Extracted data entries:
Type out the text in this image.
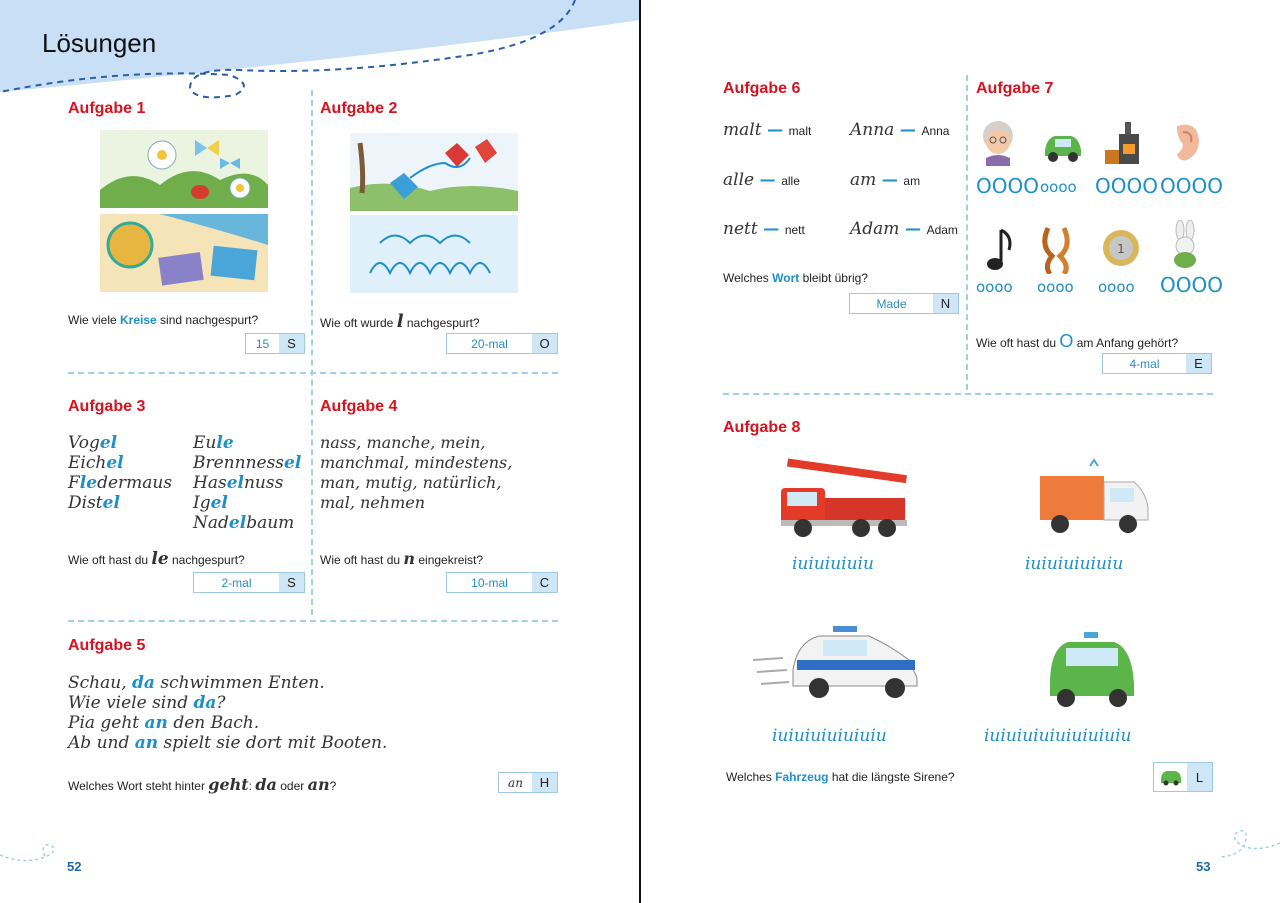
Lösungen
Aufgabe 1
Wie viele Kreise sind nachgespurt?
15	S
Aufgabe 2
Wie oft wurde l nachgespurt?
20-mal	O
Aufgabe 3
Vogel
Eichel
Fledermaus
Distel
Eule
Brennnessel
Haselnuss
Igel
Nadelbaum
Wie oft hast du le nachgespurt?
2-mal	S
Aufgabe 4
nass, manche, mein,
manchmal, mindestens,
man, mutig, natürlich,
mal, nehmen
Wie oft hast du n eingekreist?
10-mal	C
Aufgabe 5
Schau, da schwimmen Enten.
Wie viele sind da?
Pia geht an den Bach.
Ab und an spielt sie dort mit Booten.
Welches Wort steht hinter geht: da oder an?	an	H
52
Aufgabe 6
malt — malt Anna — Anna
alle — alle	am — am
nett — nett	Adam — Adam
Welches Wort bleibt übrig?
Made	N
Aufgabe 7
OOOO oooo OOOO OOOO
1
oooo oooo oooo OOOO
Wie oft hast du O am Anfang gehört?
4-mal	E
Aufgabe 8
iuiuiuiuiu	iuiuiuiuiuiu
iuiuiuiuiuiuiu	iuiuiuiuiuiuiuiuiu
Welches Fahrzeug hat die längste Sirene?	L
53
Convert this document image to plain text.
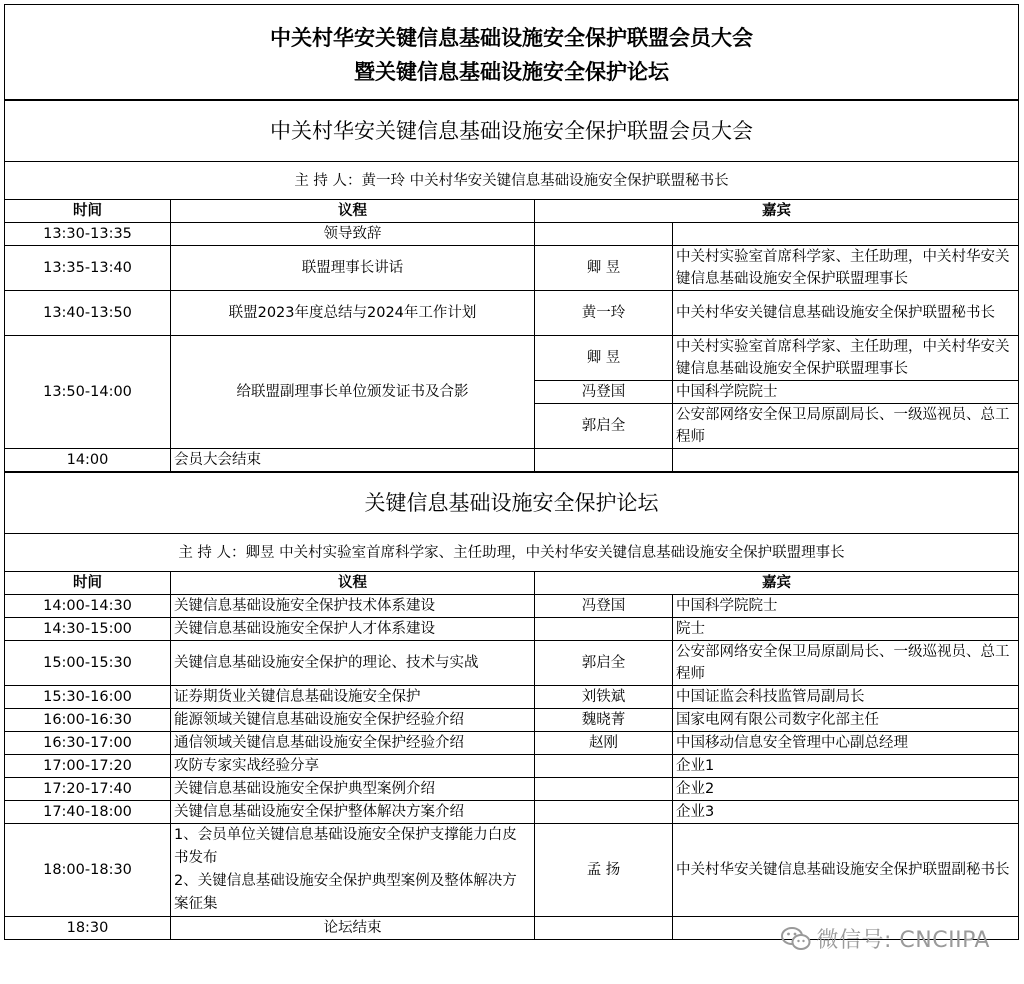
中关村华安关键信息基础设施安全保护联盟会员大会
暨关键信息基础设施安全保护论坛			

中关村华安关键信息基础设施安全保护联盟会员大会			
主 持 人：黄一玲 中关村华安关键信息基础设施安全保护联盟秘书长			
时间	议程	嘉宾	
13:30-13:35	领导致辞		
13:35-13:40	联盟理事长讲话	卿 昱	中关村实验室首席科学家、主任助理，中关村华安关键信息基础设施安全保护联盟理事长
13:40-13:50	联盟2023年度总结与2024年工作计划	黄一玲	中关村华安关键信息基础设施安全保护联盟秘书长
13:50-14:00	给联盟副理事长单位颁发证书及合影	卿 昱	中关村实验室首席科学家、主任助理，中关村华安关键信息基础设施安全保护联盟理事长
		冯登国	中国科学院院士
		郭启全	公安部网络安全保卫局原副局长、一级巡视员、总工程师
14:00	会员大会结束		
关键信息基础设施安全保护论坛			
主 持 人：卿昱 中关村实验室首席科学家、主任助理，中关村华安关键信息基础设施安全保护联盟理事长			
时间	议程	嘉宾	
14:00-14:30	关键信息基础设施安全保护技术体系建设	冯登国	中国科学院院士
14:30-15:00	关键信息基础设施安全保护人才体系建设		院士
15:00-15:30	关键信息基础设施安全保护的理论、技术与实战	郭启全	公安部网络安全保卫局原副局长、一级巡视员、总工程师
15:30-16:00	证券期货业关键信息基础设施安全保护	刘铁斌	中国证监会科技监管局副局长
16:00-16:30	能源领域关键信息基础设施安全保护经验介绍	魏晓菁	国家电网有限公司数字化部主任
16:30-17:00	通信领域关键信息基础设施安全保护经验介绍	赵刚	中国移动信息安全管理中心副总经理
17:00-17:20	攻防专家实战经验分享		企业1
17:20-17:40	关键信息基础设施安全保护典型案例介绍		企业2
17:40-18:00	关键信息基础设施安全保护整体解决方案介绍		企业3
18:00-18:30	1、会员单位关键信息基础设施安全保护支撑能力白皮书发布
2、关键信息基础设施安全保护典型案例及整体解决方案征集	孟 扬	中关村华安关键信息基础设施安全保护联盟副秘书长
18:30	论坛结束			微信号: CNCIIPA
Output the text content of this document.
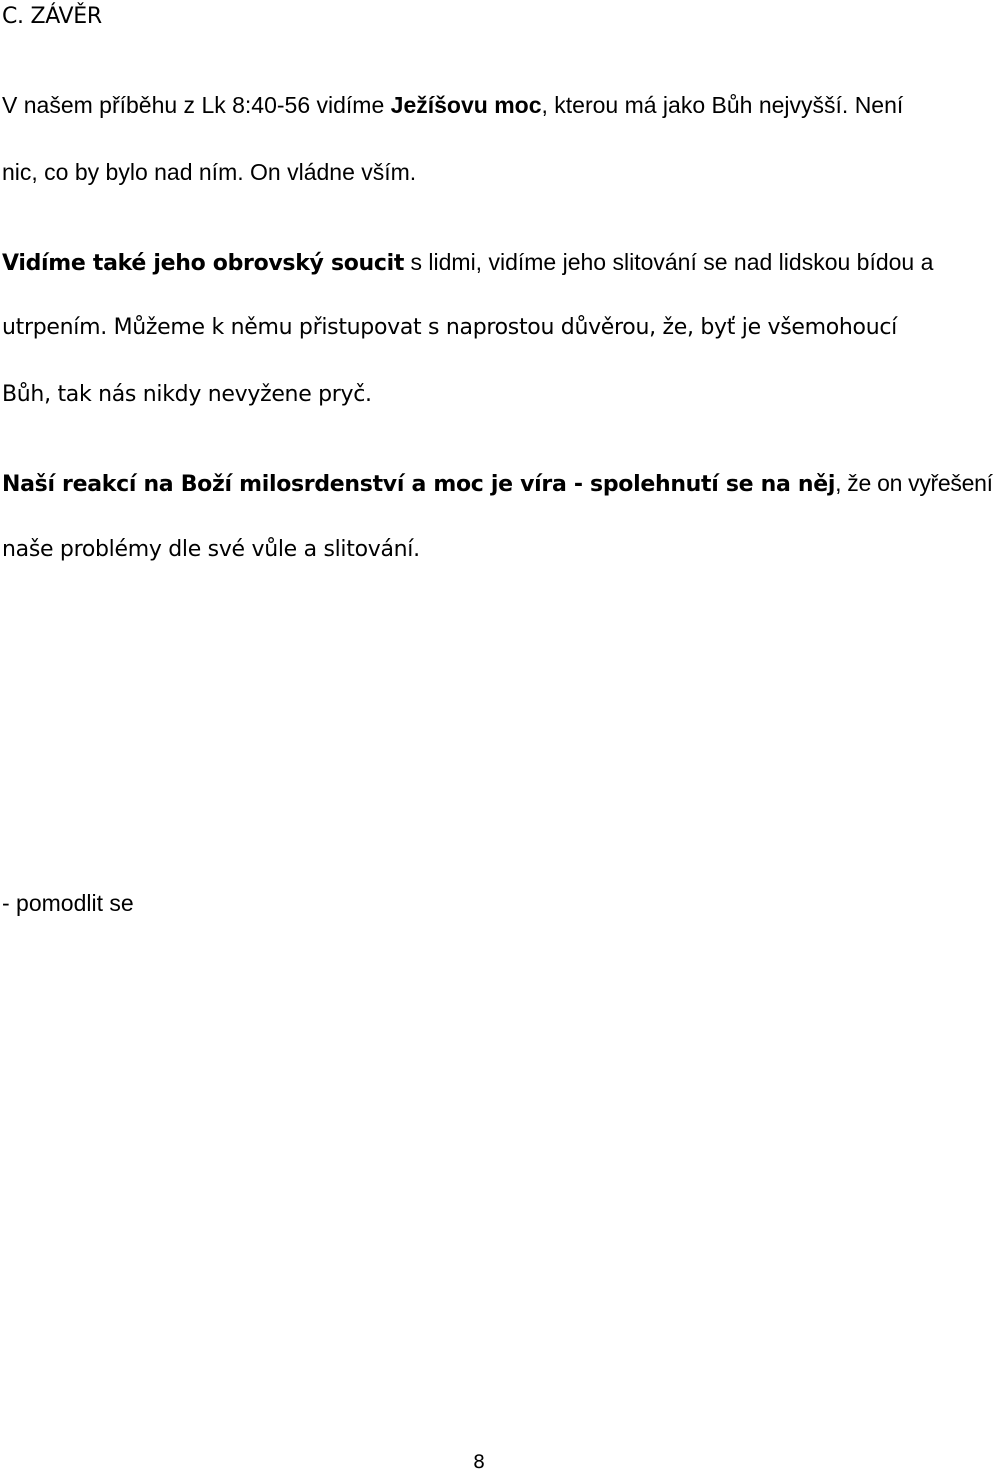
C. ZÁVĚR
V našem příběhu z Lk 8:40-56 vidíme Ježíšovu moc, kterou má jako Bůh nejvyšší. Není
nic, co by bylo nad ním. On vládne vším.
Vidíme také jeho obrovský soucit s lidmi, vidíme jeho slitování se nad lidskou bídou a
utrpením. Můžeme k němu přistupovat s naprostou důvěrou, že, byť je všemohoucí
Bůh, tak nás nikdy nevyžene pryč.
Naší reakcí na Boží milosrdenství a moc je víra - spolehnutí se na něj, že on vyřešení
naše problémy dle své vůle a slitování.
- pomodlit se
8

**SHORT EXERCISE**.
The entries above should be reproduced exactly, without their pictures.

**RESPONSE**.
Type out the text in this image.
Lösungen
Aufgabe 1
Wie viele Kreise sind nachgespurt?
15	S
Aufgabe 2
Wie oft wurde l nachgespurt?
20-mal	O
Aufgabe 3
Vogel
Eichel
Fledermaus
Distel
Eule
Brennnessel
Haselnuss
Igel
Nadelbaum
Wie oft hast du le nachgespurt?
2-mal	S
Aufgabe 4
nass, manche, mein,
manchmal, mindestens,
man, mutig, natürlich,
mal, nehmen
Wie oft hast du n eingekreist?
10-mal	C
Aufgabe 5
Schau, da schwimmen Enten.
Wie viele sind da?
Pia geht an den Bach.
Ab und an spielt sie dort mit Booten.
Welches Wort steht hinter geht: da oder an?	an	H
52
Aufgabe 6
malt — malt Anna — Anna
alle — alle	am — am
nett — nett	Adam — Adam
Welches Wort bleibt übrig?
Made	N
Aufgabe 7
OOOO oooo OOOO OOOO
1
oooo oooo oooo OOOO
Wie oft hast du O am Anfang gehört?
4-mal	E
Aufgabe 8
iuiuiuiuiu	iuiuiuiuiuiu
iuiuiuiuiuiuiu	iuiuiuiuiuiuiuiuiu
Welches Fahrzeug hat die längste Sirene?	L
53
Convert this document image to plain text.
中关村华安关键信息基础设施安全保护联盟会员大会
暨关键信息基础设施安全保护论坛			

中关村华安关键信息基础设施安全保护联盟会员大会			
主 持 人：黄一玲 中关村华安关键信息基础设施安全保护联盟秘书长			
时间	议程	嘉宾	
13:30-13:35	领导致辞		
13:35-13:40	联盟理事长讲话	卿 昱	中关村实验室首席科学家、主任助理，中关村华安关键信息基础设施安全保护联盟理事长
13:40-13:50	联盟2023年度总结与2024年工作计划	黄一玲	中关村华安关键信息基础设施安全保护联盟秘书长
13:50-14:00	给联盟副理事长单位颁发证书及合影	卿 昱	中关村实验室首席科学家、主任助理，中关村华安关键信息基础设施安全保护联盟理事长
		冯登国	中国科学院院士
		郭启全	公安部网络安全保卫局原副局长、一级巡视员、总工程师
14:00	会员大会结束		
关键信息基础设施安全保护论坛			
主 持 人：卿昱 中关村实验室首席科学家、主任助理，中关村华安关键信息基础设施安全保护联盟理事长			
时间	议程	嘉宾	
14:00-14:30	关键信息基础设施安全保护技术体系建设	冯登国	中国科学院院士
14:30-15:00	关键信息基础设施安全保护人才体系建设		院士
15:00-15:30	关键信息基础设施安全保护的理论、技术与实战	郭启全	公安部网络安全保卫局原副局长、一级巡视员、总工程师
15:30-16:00	证券期货业关键信息基础设施安全保护	刘铁斌	中国证监会科技监管局副局长
16:00-16:30	能源领域关键信息基础设施安全保护经验介绍	魏晓菁	国家电网有限公司数字化部主任
16:30-17:00	通信领域关键信息基础设施安全保护经验介绍	赵刚	中国移动信息安全管理中心副总经理
17:00-17:20	攻防专家实战经验分享		企业1
17:20-17:40	关键信息基础设施安全保护典型案例介绍		企业2
17:40-18:00	关键信息基础设施安全保护整体解决方案介绍		企业3
18:00-18:30	1、会员单位关键信息基础设施安全保护支撑能力白皮书发布
2、关键信息基础设施安全保护典型案例及整体解决方案征集	孟 扬	中关村华安关键信息基础设施安全保护联盟副秘书长
18:30	论坛结束			微信号: CNCIIPA
Output the text content of this document.
C. ZÁVĚR
V našem příběhu z Lk 8:40-56 vidíme Ježíšovu moc, kterou má jako Bůh nejvyšší. Není
nic, co by bylo nad ním. On vládne vším.
Vidíme také jeho obrovský soucit s lidmi, vidíme jeho slitování se nad lidskou bídou a
utrpením. Můžeme k němu přistupovat s naprostou důvěrou, že, byť je všemohoucí
Bůh, tak nás nikdy nevyžene pryč.
Naší reakcí na Boží milosrdenství a moc je víra - spolehnutí se na něj, že on vyřešení
naše problémy dle své vůle a slitování.
- pomodlit se
8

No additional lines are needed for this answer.